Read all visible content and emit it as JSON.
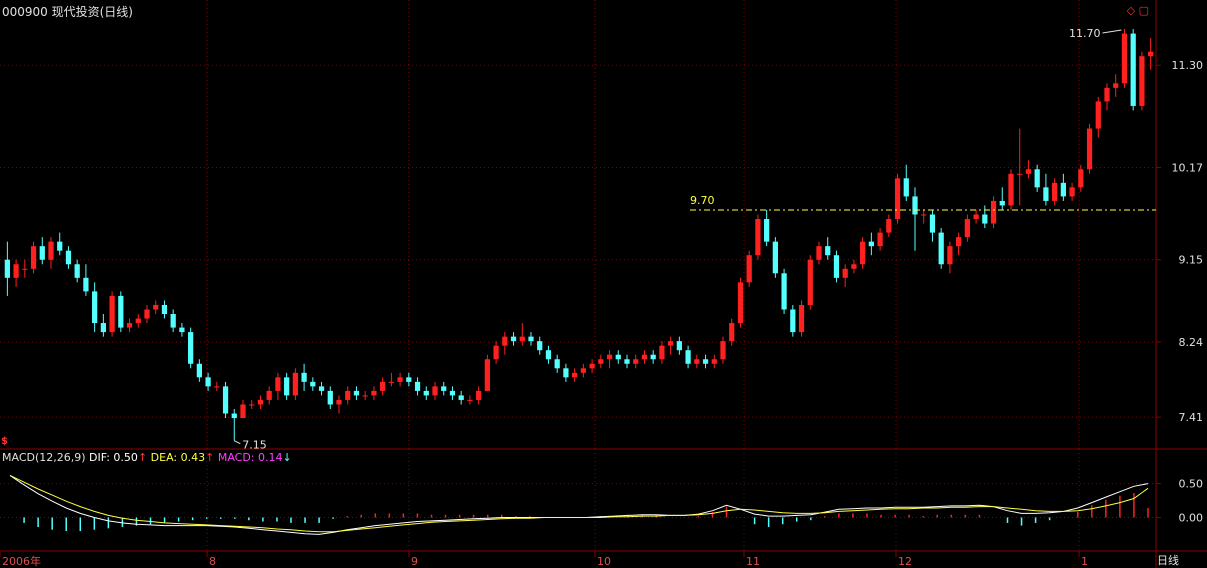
{
  "title": "000900 现代投资(日线)",
  "corner_label": "日线",
  "window_icons": [
    "◇",
    "▢"
  ],
  "colors": {
    "bg": "#000000",
    "grid": "#8b0000",
    "up": "#ff2020",
    "down": "#54ffff",
    "dif": "#ffffff",
    "dea": "#ffff40",
    "macd": "#ff40ff",
    "axis_text": "#e0e0e0"
  },
  "macd_legend": {
    "name": "MACD(12,26,9)",
    "dif_label": "DIF: 0.50",
    "dif_arrow": "↑",
    "dea_label": "DEA: 0.43",
    "dea_arrow": "↑",
    "macd_label": "MACD: 0.14",
    "macd_arrow": "↓",
    "symbol": "$"
  },
  "chart_data": [
    {
      "type": "candlestick",
      "title": "000900 现代投资(日线)",
      "y_ticks": [
        11.3,
        10.17,
        9.15,
        8.24,
        7.41
      ],
      "ylim": [
        7.08,
        11.8
      ],
      "x_ticks": [
        "2006年",
        "8",
        "9",
        "10",
        "11",
        "12",
        "1"
      ],
      "annotations": {
        "high": "11.70",
        "low": "7.15",
        "level": "9.70",
        "level_value": 9.7
      },
      "ohlc": [
        [
          9.15,
          9.35,
          8.75,
          8.95
        ],
        [
          8.95,
          9.15,
          8.85,
          9.1
        ],
        [
          9.05,
          9.15,
          8.95,
          9.05
        ],
        [
          9.05,
          9.35,
          9.0,
          9.3
        ],
        [
          9.3,
          9.4,
          9.1,
          9.15
        ],
        [
          9.15,
          9.4,
          9.05,
          9.35
        ],
        [
          9.35,
          9.45,
          9.2,
          9.25
        ],
        [
          9.25,
          9.3,
          9.05,
          9.1
        ],
        [
          9.1,
          9.15,
          8.9,
          8.95
        ],
        [
          8.95,
          9.1,
          8.75,
          8.8
        ],
        [
          8.8,
          8.9,
          8.35,
          8.45
        ],
        [
          8.45,
          8.55,
          8.3,
          8.35
        ],
        [
          8.35,
          8.8,
          8.3,
          8.75
        ],
        [
          8.75,
          8.8,
          8.35,
          8.4
        ],
        [
          8.4,
          8.5,
          8.35,
          8.45
        ],
        [
          8.45,
          8.55,
          8.4,
          8.5
        ],
        [
          8.5,
          8.65,
          8.45,
          8.6
        ],
        [
          8.6,
          8.7,
          8.55,
          8.65
        ],
        [
          8.65,
          8.7,
          8.5,
          8.55
        ],
        [
          8.55,
          8.6,
          8.35,
          8.4
        ],
        [
          8.4,
          8.45,
          8.3,
          8.35
        ],
        [
          8.35,
          8.4,
          7.95,
          8.0
        ],
        [
          8.0,
          8.05,
          7.8,
          7.85
        ],
        [
          7.85,
          7.9,
          7.7,
          7.75
        ],
        [
          7.75,
          7.8,
          7.7,
          7.75
        ],
        [
          7.75,
          7.8,
          7.4,
          7.45
        ],
        [
          7.45,
          7.5,
          7.15,
          7.4
        ],
        [
          7.4,
          7.6,
          7.4,
          7.55
        ],
        [
          7.55,
          7.6,
          7.5,
          7.55
        ],
        [
          7.55,
          7.65,
          7.5,
          7.6
        ],
        [
          7.6,
          7.75,
          7.55,
          7.7
        ],
        [
          7.7,
          7.9,
          7.6,
          7.85
        ],
        [
          7.85,
          7.9,
          7.6,
          7.65
        ],
        [
          7.65,
          7.95,
          7.6,
          7.9
        ],
        [
          7.9,
          8.0,
          7.7,
          7.8
        ],
        [
          7.8,
          7.85,
          7.7,
          7.75
        ],
        [
          7.75,
          7.8,
          7.65,
          7.7
        ],
        [
          7.7,
          7.75,
          7.5,
          7.55
        ],
        [
          7.55,
          7.65,
          7.45,
          7.6
        ],
        [
          7.6,
          7.75,
          7.55,
          7.7
        ],
        [
          7.7,
          7.75,
          7.6,
          7.65
        ],
        [
          7.65,
          7.7,
          7.6,
          7.65
        ],
        [
          7.65,
          7.75,
          7.6,
          7.7
        ],
        [
          7.7,
          7.85,
          7.65,
          7.8
        ],
        [
          7.8,
          7.9,
          7.75,
          7.8
        ],
        [
          7.8,
          7.9,
          7.75,
          7.85
        ],
        [
          7.85,
          7.9,
          7.75,
          7.8
        ],
        [
          7.8,
          7.85,
          7.65,
          7.7
        ],
        [
          7.7,
          7.75,
          7.6,
          7.65
        ],
        [
          7.65,
          7.8,
          7.6,
          7.75
        ],
        [
          7.75,
          7.8,
          7.65,
          7.7
        ],
        [
          7.7,
          7.75,
          7.6,
          7.65
        ],
        [
          7.65,
          7.7,
          7.55,
          7.6
        ],
        [
          7.6,
          7.65,
          7.55,
          7.6
        ],
        [
          7.6,
          7.75,
          7.55,
          7.7
        ],
        [
          7.7,
          8.1,
          7.7,
          8.05
        ],
        [
          8.05,
          8.25,
          8.0,
          8.2
        ],
        [
          8.2,
          8.35,
          8.1,
          8.3
        ],
        [
          8.3,
          8.35,
          8.2,
          8.25
        ],
        [
          8.25,
          8.45,
          8.2,
          8.3
        ],
        [
          8.3,
          8.35,
          8.2,
          8.25
        ],
        [
          8.25,
          8.3,
          8.1,
          8.15
        ],
        [
          8.15,
          8.2,
          8.0,
          8.05
        ],
        [
          8.05,
          8.1,
          7.9,
          7.95
        ],
        [
          7.95,
          8.0,
          7.8,
          7.85
        ],
        [
          7.85,
          7.95,
          7.8,
          7.9
        ],
        [
          7.9,
          8.0,
          7.85,
          7.95
        ],
        [
          7.95,
          8.05,
          7.9,
          8.0
        ],
        [
          8.0,
          8.1,
          7.95,
          8.05
        ],
        [
          8.05,
          8.15,
          7.95,
          8.1
        ],
        [
          8.1,
          8.15,
          8.0,
          8.05
        ],
        [
          8.05,
          8.1,
          7.95,
          8.0
        ],
        [
          8.0,
          8.1,
          7.95,
          8.05
        ],
        [
          8.05,
          8.15,
          8.0,
          8.1
        ],
        [
          8.1,
          8.15,
          8.0,
          8.05
        ],
        [
          8.05,
          8.25,
          8.0,
          8.2
        ],
        [
          8.2,
          8.3,
          8.1,
          8.25
        ],
        [
          8.25,
          8.3,
          8.1,
          8.15
        ],
        [
          8.15,
          8.2,
          7.95,
          8.0
        ],
        [
          8.0,
          8.1,
          7.95,
          8.05
        ],
        [
          8.05,
          8.1,
          7.95,
          8.0
        ],
        [
          8.0,
          8.1,
          7.95,
          8.05
        ],
        [
          8.05,
          8.3,
          8.0,
          8.25
        ],
        [
          8.25,
          8.5,
          8.2,
          8.45
        ],
        [
          8.45,
          8.95,
          8.4,
          8.9
        ],
        [
          8.9,
          9.25,
          8.85,
          9.2
        ],
        [
          9.2,
          9.65,
          9.15,
          9.6
        ],
        [
          9.6,
          9.7,
          9.3,
          9.35
        ],
        [
          9.35,
          9.4,
          8.95,
          9.0
        ],
        [
          9.0,
          9.05,
          8.55,
          8.6
        ],
        [
          8.6,
          8.65,
          8.3,
          8.35
        ],
        [
          8.35,
          8.7,
          8.3,
          8.65
        ],
        [
          8.65,
          9.2,
          8.6,
          9.15
        ],
        [
          9.15,
          9.35,
          9.1,
          9.3
        ],
        [
          9.3,
          9.4,
          9.15,
          9.2
        ],
        [
          9.2,
          9.25,
          8.9,
          8.95
        ],
        [
          8.95,
          9.1,
          8.85,
          9.05
        ],
        [
          9.05,
          9.15,
          9.0,
          9.1
        ],
        [
          9.1,
          9.4,
          9.05,
          9.35
        ],
        [
          9.35,
          9.45,
          9.2,
          9.3
        ],
        [
          9.3,
          9.5,
          9.25,
          9.45
        ],
        [
          9.45,
          9.65,
          9.4,
          9.6
        ],
        [
          9.6,
          10.1,
          9.55,
          10.05
        ],
        [
          10.05,
          10.2,
          9.8,
          9.85
        ],
        [
          9.85,
          9.95,
          9.25,
          9.65
        ],
        [
          9.65,
          9.7,
          9.55,
          9.65
        ],
        [
          9.65,
          9.7,
          9.35,
          9.45
        ],
        [
          9.45,
          9.5,
          9.05,
          9.1
        ],
        [
          9.1,
          9.35,
          9.0,
          9.3
        ],
        [
          9.3,
          9.45,
          9.2,
          9.4
        ],
        [
          9.4,
          9.65,
          9.35,
          9.6
        ],
        [
          9.6,
          9.7,
          9.55,
          9.65
        ],
        [
          9.65,
          9.75,
          9.5,
          9.55
        ],
        [
          9.55,
          9.85,
          9.5,
          9.8
        ],
        [
          9.8,
          9.95,
          9.7,
          9.75
        ],
        [
          9.75,
          10.15,
          9.7,
          10.1
        ],
        [
          10.1,
          10.6,
          9.75,
          10.1
        ],
        [
          10.1,
          10.25,
          10.05,
          10.15
        ],
        [
          10.15,
          10.2,
          9.9,
          9.95
        ],
        [
          9.95,
          10.1,
          9.75,
          9.8
        ],
        [
          9.8,
          10.05,
          9.75,
          10.0
        ],
        [
          10.0,
          10.1,
          9.8,
          9.85
        ],
        [
          9.85,
          10.0,
          9.8,
          9.95
        ],
        [
          9.95,
          10.2,
          9.9,
          10.15
        ],
        [
          10.15,
          10.65,
          10.1,
          10.6
        ],
        [
          10.6,
          10.95,
          10.5,
          10.9
        ],
        [
          10.9,
          11.1,
          10.8,
          11.05
        ],
        [
          11.05,
          11.2,
          10.95,
          11.1
        ],
        [
          11.1,
          11.7,
          11.05,
          11.65
        ],
        [
          11.65,
          11.7,
          10.8,
          10.85
        ],
        [
          10.85,
          11.45,
          10.8,
          11.4
        ],
        [
          11.4,
          11.6,
          11.25,
          11.45
        ]
      ]
    },
    {
      "type": "bar",
      "title": "MACD(12,26,9)",
      "y_ticks": [
        0.5,
        0.0
      ],
      "ylim": [
        -0.45,
        0.7
      ],
      "series": [
        {
          "name": "DIF",
          "values": [
            0.62,
            0.48,
            0.35,
            0.24,
            0.14,
            0.06,
            0.0,
            -0.05,
            -0.08,
            -0.1,
            -0.11,
            -0.12,
            -0.12,
            -0.12,
            -0.12,
            -0.13,
            -0.14,
            -0.16,
            -0.18,
            -0.2,
            -0.22,
            -0.24,
            -0.25,
            -0.22,
            -0.18,
            -0.15,
            -0.12,
            -0.1,
            -0.08,
            -0.06,
            -0.05,
            -0.04,
            -0.03,
            -0.02,
            -0.01,
            0.0,
            0.0,
            0.0,
            0.0,
            0.0,
            0.0,
            0.0,
            0.01,
            0.02,
            0.03,
            0.04,
            0.04,
            0.03,
            0.03,
            0.05,
            0.1,
            0.18,
            0.12,
            0.05,
            0.02,
            0.02,
            0.03,
            0.04,
            0.08,
            0.12,
            0.13,
            0.14,
            0.14,
            0.15,
            0.15,
            0.15,
            0.16,
            0.17,
            0.17,
            0.18,
            0.16,
            0.1,
            0.06,
            0.06,
            0.07,
            0.09,
            0.14,
            0.22,
            0.3,
            0.38,
            0.46,
            0.5
          ]
        },
        {
          "name": "DEA",
          "values": [
            0.62,
            0.52,
            0.42,
            0.33,
            0.24,
            0.16,
            0.09,
            0.03,
            -0.01,
            -0.04,
            -0.06,
            -0.08,
            -0.09,
            -0.1,
            -0.11,
            -0.12,
            -0.13,
            -0.14,
            -0.15,
            -0.17,
            -0.18,
            -0.2,
            -0.21,
            -0.21,
            -0.19,
            -0.17,
            -0.15,
            -0.13,
            -0.11,
            -0.09,
            -0.07,
            -0.06,
            -0.05,
            -0.04,
            -0.03,
            -0.02,
            -0.01,
            -0.01,
            0.0,
            0.0,
            0.0,
            0.0,
            0.0,
            0.01,
            0.01,
            0.02,
            0.02,
            0.03,
            0.03,
            0.04,
            0.06,
            0.1,
            0.12,
            0.11,
            0.09,
            0.07,
            0.06,
            0.06,
            0.07,
            0.09,
            0.1,
            0.11,
            0.12,
            0.13,
            0.13,
            0.14,
            0.14,
            0.15,
            0.15,
            0.16,
            0.16,
            0.14,
            0.12,
            0.1,
            0.09,
            0.09,
            0.1,
            0.13,
            0.17,
            0.22,
            0.28,
            0.43
          ]
        },
        {
          "name": "MACD",
          "values": [
            0.0,
            -0.08,
            -0.14,
            -0.18,
            -0.2,
            -0.2,
            -0.18,
            -0.16,
            -0.14,
            -0.12,
            -0.1,
            -0.08,
            -0.06,
            -0.04,
            -0.02,
            -0.02,
            -0.02,
            -0.04,
            -0.06,
            -0.06,
            -0.08,
            -0.08,
            -0.08,
            -0.02,
            0.02,
            0.04,
            0.06,
            0.06,
            0.06,
            0.06,
            0.04,
            0.04,
            0.04,
            0.04,
            0.04,
            0.04,
            0.02,
            0.02,
            0.0,
            0.0,
            0.0,
            0.0,
            0.02,
            0.02,
            0.04,
            0.04,
            0.04,
            0.0,
            0.0,
            0.02,
            0.08,
            0.16,
            0.0,
            -0.1,
            -0.14,
            -0.1,
            -0.06,
            -0.04,
            0.02,
            0.06,
            0.06,
            0.06,
            0.04,
            0.04,
            0.04,
            0.02,
            0.04,
            0.04,
            0.04,
            0.04,
            0.0,
            -0.08,
            -0.12,
            -0.08,
            -0.04,
            0.0,
            0.08,
            0.18,
            0.26,
            0.32,
            0.36,
            0.14
          ]
        }
      ]
    }
  ]
}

***

### What you need to do
Every line that holds the word "title" should be extracted.

### Worked solution
  "title": "000900 现代投资(日线)",
      "title": "000900 现代投资(日线)",
      "title": "MACD(12,26,9)",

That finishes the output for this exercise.